- **Dataset rows**:
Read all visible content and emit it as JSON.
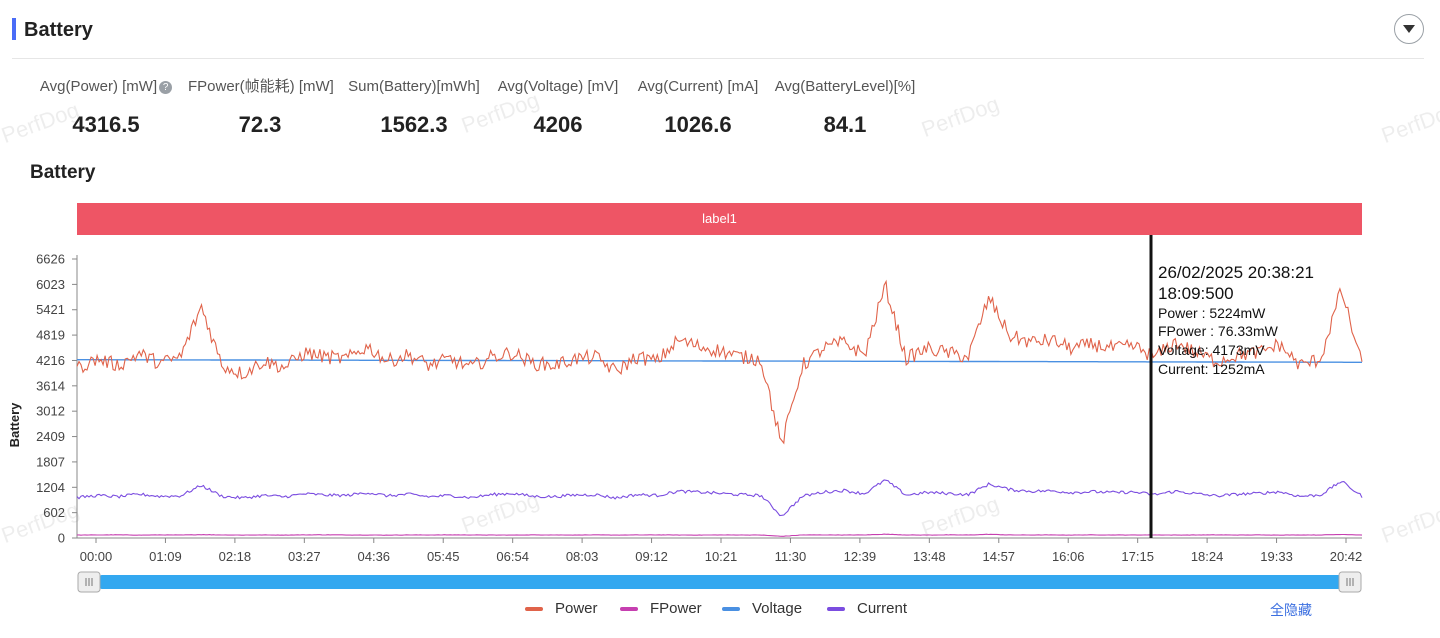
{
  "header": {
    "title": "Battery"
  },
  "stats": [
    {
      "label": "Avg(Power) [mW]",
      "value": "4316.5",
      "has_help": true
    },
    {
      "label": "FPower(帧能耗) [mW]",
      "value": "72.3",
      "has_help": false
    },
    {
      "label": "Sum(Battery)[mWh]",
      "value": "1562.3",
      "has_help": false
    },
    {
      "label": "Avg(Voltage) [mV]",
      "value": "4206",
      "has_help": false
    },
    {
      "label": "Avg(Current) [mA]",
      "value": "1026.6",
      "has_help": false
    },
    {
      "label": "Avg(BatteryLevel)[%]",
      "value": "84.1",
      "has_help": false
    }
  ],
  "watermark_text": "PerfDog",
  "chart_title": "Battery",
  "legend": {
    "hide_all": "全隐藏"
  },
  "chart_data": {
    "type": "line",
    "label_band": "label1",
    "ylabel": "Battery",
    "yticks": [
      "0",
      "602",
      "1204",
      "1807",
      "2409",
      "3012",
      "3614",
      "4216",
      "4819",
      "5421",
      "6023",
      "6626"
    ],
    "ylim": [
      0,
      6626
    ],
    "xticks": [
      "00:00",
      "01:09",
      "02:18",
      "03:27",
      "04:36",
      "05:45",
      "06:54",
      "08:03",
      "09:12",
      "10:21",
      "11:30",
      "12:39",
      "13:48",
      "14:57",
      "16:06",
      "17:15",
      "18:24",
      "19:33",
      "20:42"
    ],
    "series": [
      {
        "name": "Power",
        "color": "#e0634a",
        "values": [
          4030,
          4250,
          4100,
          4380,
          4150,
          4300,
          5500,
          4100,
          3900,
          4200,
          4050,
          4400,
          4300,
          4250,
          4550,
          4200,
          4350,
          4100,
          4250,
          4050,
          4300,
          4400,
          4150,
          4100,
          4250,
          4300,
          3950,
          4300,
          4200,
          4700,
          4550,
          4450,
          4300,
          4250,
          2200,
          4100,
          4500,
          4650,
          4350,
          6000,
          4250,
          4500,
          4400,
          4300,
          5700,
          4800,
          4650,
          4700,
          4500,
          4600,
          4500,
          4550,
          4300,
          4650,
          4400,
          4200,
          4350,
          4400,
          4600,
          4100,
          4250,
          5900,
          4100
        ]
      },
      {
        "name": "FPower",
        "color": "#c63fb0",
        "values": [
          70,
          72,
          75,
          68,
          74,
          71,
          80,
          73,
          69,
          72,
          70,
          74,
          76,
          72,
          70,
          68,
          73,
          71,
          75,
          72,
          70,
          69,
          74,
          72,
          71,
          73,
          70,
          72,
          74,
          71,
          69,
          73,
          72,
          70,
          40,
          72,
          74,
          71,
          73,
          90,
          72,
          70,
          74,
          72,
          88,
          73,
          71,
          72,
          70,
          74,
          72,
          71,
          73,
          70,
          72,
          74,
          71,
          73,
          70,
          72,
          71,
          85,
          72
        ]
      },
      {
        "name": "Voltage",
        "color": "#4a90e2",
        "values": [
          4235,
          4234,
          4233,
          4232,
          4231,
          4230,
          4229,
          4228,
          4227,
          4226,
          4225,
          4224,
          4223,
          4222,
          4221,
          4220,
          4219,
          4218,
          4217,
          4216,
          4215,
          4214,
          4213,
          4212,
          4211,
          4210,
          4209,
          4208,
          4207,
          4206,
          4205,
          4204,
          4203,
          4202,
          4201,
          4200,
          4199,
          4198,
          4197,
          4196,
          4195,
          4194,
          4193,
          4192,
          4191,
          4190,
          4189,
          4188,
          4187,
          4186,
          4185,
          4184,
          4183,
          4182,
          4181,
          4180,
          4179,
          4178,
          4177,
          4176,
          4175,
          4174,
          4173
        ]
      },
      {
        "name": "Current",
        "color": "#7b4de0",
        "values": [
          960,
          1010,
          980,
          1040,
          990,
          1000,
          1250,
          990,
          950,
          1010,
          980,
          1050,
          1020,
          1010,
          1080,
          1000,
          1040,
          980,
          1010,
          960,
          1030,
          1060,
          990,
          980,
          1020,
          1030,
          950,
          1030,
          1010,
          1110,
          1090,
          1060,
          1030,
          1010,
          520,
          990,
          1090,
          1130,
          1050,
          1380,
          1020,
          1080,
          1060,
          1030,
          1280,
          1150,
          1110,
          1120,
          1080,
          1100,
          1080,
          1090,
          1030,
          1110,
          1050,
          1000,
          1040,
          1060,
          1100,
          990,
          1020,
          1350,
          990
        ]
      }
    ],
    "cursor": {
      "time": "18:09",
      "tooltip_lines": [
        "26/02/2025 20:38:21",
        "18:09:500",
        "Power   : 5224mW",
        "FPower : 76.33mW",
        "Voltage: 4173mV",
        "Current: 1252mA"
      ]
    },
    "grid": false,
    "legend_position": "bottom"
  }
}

- **Written problem**: Please transcribe the material above exactly as written. Leave the pictures out.

- **The solution**:
Read all visible content and emit it as JSON.
{
  "header": {
    "title": "Battery"
  },
  "stats": [
    {
      "label": "Avg(Power) [mW]",
      "value": "4316.5",
      "has_help": true
    },
    {
      "label": "FPower(帧能耗) [mW]",
      "value": "72.3",
      "has_help": false
    },
    {
      "label": "Sum(Battery)[mWh]",
      "value": "1562.3",
      "has_help": false
    },
    {
      "label": "Avg(Voltage) [mV]",
      "value": "4206",
      "has_help": false
    },
    {
      "label": "Avg(Current) [mA]",
      "value": "1026.6",
      "has_help": false
    },
    {
      "label": "Avg(BatteryLevel)[%]",
      "value": "84.1",
      "has_help": false
    }
  ],
  "watermark_text": "PerfDog",
  "chart_title": "Battery",
  "legend": {
    "hide_all": "全隐藏"
  },
  "chart_data": {
    "type": "line",
    "label_band": "label1",
    "ylabel": "Battery",
    "yticks": [
      "0",
      "602",
      "1204",
      "1807",
      "2409",
      "3012",
      "3614",
      "4216",
      "4819",
      "5421",
      "6023",
      "6626"
    ],
    "ylim": [
      0,
      6626
    ],
    "xticks": [
      "00:00",
      "01:09",
      "02:18",
      "03:27",
      "04:36",
      "05:45",
      "06:54",
      "08:03",
      "09:12",
      "10:21",
      "11:30",
      "12:39",
      "13:48",
      "14:57",
      "16:06",
      "17:15",
      "18:24",
      "19:33",
      "20:42"
    ],
    "series": [
      {
        "name": "Power",
        "color": "#e0634a",
        "values": [
          4030,
          4250,
          4100,
          4380,
          4150,
          4300,
          5500,
          4100,
          3900,
          4200,
          4050,
          4400,
          4300,
          4250,
          4550,
          4200,
          4350,
          4100,
          4250,
          4050,
          4300,
          4400,
          4150,
          4100,
          4250,
          4300,
          3950,
          4300,
          4200,
          4700,
          4550,
          4450,
          4300,
          4250,
          2200,
          4100,
          4500,
          4650,
          4350,
          6000,
          4250,
          4500,
          4400,
          4300,
          5700,
          4800,
          4650,
          4700,
          4500,
          4600,
          4500,
          4550,
          4300,
          4650,
          4400,
          4200,
          4350,
          4400,
          4600,
          4100,
          4250,
          5900,
          4100
        ]
      },
      {
        "name": "FPower",
        "color": "#c63fb0",
        "values": [
          70,
          72,
          75,
          68,
          74,
          71,
          80,
          73,
          69,
          72,
          70,
          74,
          76,
          72,
          70,
          68,
          73,
          71,
          75,
          72,
          70,
          69,
          74,
          72,
          71,
          73,
          70,
          72,
          74,
          71,
          69,
          73,
          72,
          70,
          40,
          72,
          74,
          71,
          73,
          90,
          72,
          70,
          74,
          72,
          88,
          73,
          71,
          72,
          70,
          74,
          72,
          71,
          73,
          70,
          72,
          74,
          71,
          73,
          70,
          72,
          71,
          85,
          72
        ]
      },
      {
        "name": "Voltage",
        "color": "#4a90e2",
        "values": [
          4235,
          4234,
          4233,
          4232,
          4231,
          4230,
          4229,
          4228,
          4227,
          4226,
          4225,
          4224,
          4223,
          4222,
          4221,
          4220,
          4219,
          4218,
          4217,
          4216,
          4215,
          4214,
          4213,
          4212,
          4211,
          4210,
          4209,
          4208,
          4207,
          4206,
          4205,
          4204,
          4203,
          4202,
          4201,
          4200,
          4199,
          4198,
          4197,
          4196,
          4195,
          4194,
          4193,
          4192,
          4191,
          4190,
          4189,
          4188,
          4187,
          4186,
          4185,
          4184,
          4183,
          4182,
          4181,
          4180,
          4179,
          4178,
          4177,
          4176,
          4175,
          4174,
          4173
        ]
      },
      {
        "name": "Current",
        "color": "#7b4de0",
        "values": [
          960,
          1010,
          980,
          1040,
          990,
          1000,
          1250,
          990,
          950,
          1010,
          980,
          1050,
          1020,
          1010,
          1080,
          1000,
          1040,
          980,
          1010,
          960,
          1030,
          1060,
          990,
          980,
          1020,
          1030,
          950,
          1030,
          1010,
          1110,
          1090,
          1060,
          1030,
          1010,
          520,
          990,
          1090,
          1130,
          1050,
          1380,
          1020,
          1080,
          1060,
          1030,
          1280,
          1150,
          1110,
          1120,
          1080,
          1100,
          1080,
          1090,
          1030,
          1110,
          1050,
          1000,
          1040,
          1060,
          1100,
          990,
          1020,
          1350,
          990
        ]
      }
    ],
    "cursor": {
      "time": "18:09",
      "tooltip_lines": [
        "26/02/2025 20:38:21",
        "18:09:500",
        "Power   : 5224mW",
        "FPower : 76.33mW",
        "Voltage: 4173mV",
        "Current: 1252mA"
      ]
    },
    "grid": false,
    "legend_position": "bottom"
  }
}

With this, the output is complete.